▸ **Exercise objective**: Pictures do not belong in the copy. Write out exactly the lines from the one containing "What text is on this page?" through the end of the data.

Entries taken from a collection
--- Start ---
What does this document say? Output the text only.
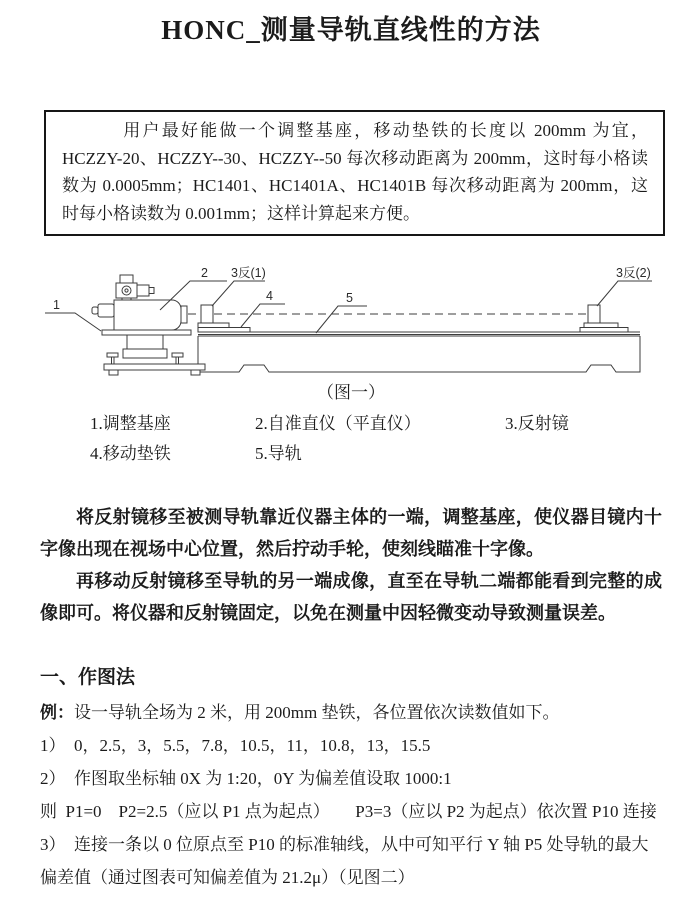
HONC_测量导轨直线性的方法
用户最好能做一个调整基座，移动垫铁的长度以 200mm 为宜，HCZZY-20、HCZZY--30、HCZZY--50 每次移动距离为 200mm，这时每小格读数为 0.0005mm；HC1401、HC1401A、HC1401B 每次移动距离为 200mm，这时每小格读数为 0.001mm；这样计算起来方便。
1
2 3反(1)
4	5
3反(2)
（图一）
1.调整基座	2.自准直仪（平直仪）	3.反射镜
4.移动垫铁	5.导轨

将反射镜移至被测导轨靠近仪器主体的一端，调整基座，使仪器目镜内十字像出现在视场中心位置，然后拧动手轮，使刻线瞄准十字像。

再移动反射镜移至导轨的另一端成像，直至在导轨二端都能看到完整的成像即可。将仪器和反射镜固定，以免在测量中因轻微变动导致测量误差。

一、作图法
例：设一导轨全场为 2 米，用 200mm 垫铁，各位置依次读数值如下。
1）  0，2.5，3，5.5，7.8，10.5，11，10.8，13，15.5
2）  作图取坐标轴 0X 为 1:20，0Y 为偏差值设取 1000:1
则  P1=0    P2=2.5（应以 P1 点为起点）      P3=3（应以 P2 为起点）依次置 P10 连接
3）  连接一条以 0 位原点至 P10 的标准轴线，从中可知平行 Y 轴 P5 处导轨的最大
偏差值（通过图表可知偏差值为 21.2μ）（见图二）
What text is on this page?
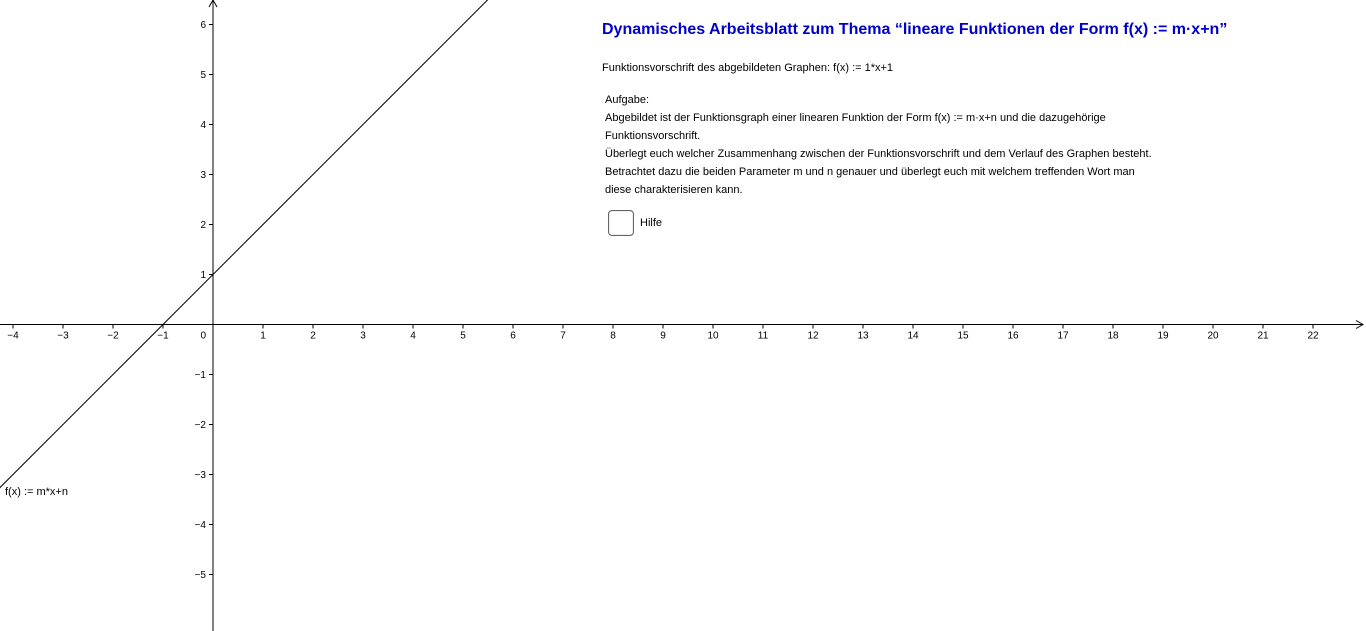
−4	−3	−2	−1	1	2	3	4	5	6	7	8	9	10	11	12	13	14	15	16	17	18	19	20	21	22
−5
−4
−3
−2
−1
1
2
3
4
5
6
0
Dynamisches Arbeitsblatt zum Thema “lineare Funktionen der Form f(x) := m·x+n”
Funktionsvorschrift des abgebildeten Graphen: f(x) := 1*x+1
Aufgabe:
Abgebildet ist der Funktionsgraph einer linearen Funktion der Form f(x) := m·x+n und die dazugehörige
Funktionsvorschrift.
Überlegt euch welcher Zusammenhang zwischen der Funktionsvorschrift und dem Verlauf des Graphen besteht.
Betrachtet dazu die beiden Parameter m und n genauer und überlegt euch mit welchem treffenden Wort man
diese charakterisieren kann.
Hilfe
f(x) := m*x+n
--- End ---
▸ **Exercise result**:
What text is on this page?
−4	−3	−2	−1	1	2	3	4	5	6	7	8	9	10	11	12	13	14	15	16	17	18	19	20	21	22
−5
−4
−3
−2
−1
1
2
3
4
5
6
0
Dynamisches Arbeitsblatt zum Thema “lineare Funktionen der Form f(x) := m·x+n”
Funktionsvorschrift des abgebildeten Graphen: f(x) := 1*x+1
Aufgabe:
Abgebildet ist der Funktionsgraph einer linearen Funktion der Form f(x) := m·x+n und die dazugehörige
Funktionsvorschrift.
Überlegt euch welcher Zusammenhang zwischen der Funktionsvorschrift und dem Verlauf des Graphen besteht.
Betrachtet dazu die beiden Parameter m und n genauer und überlegt euch mit welchem treffenden Wort man
diese charakterisieren kann.
Hilfe
f(x) := m*x+n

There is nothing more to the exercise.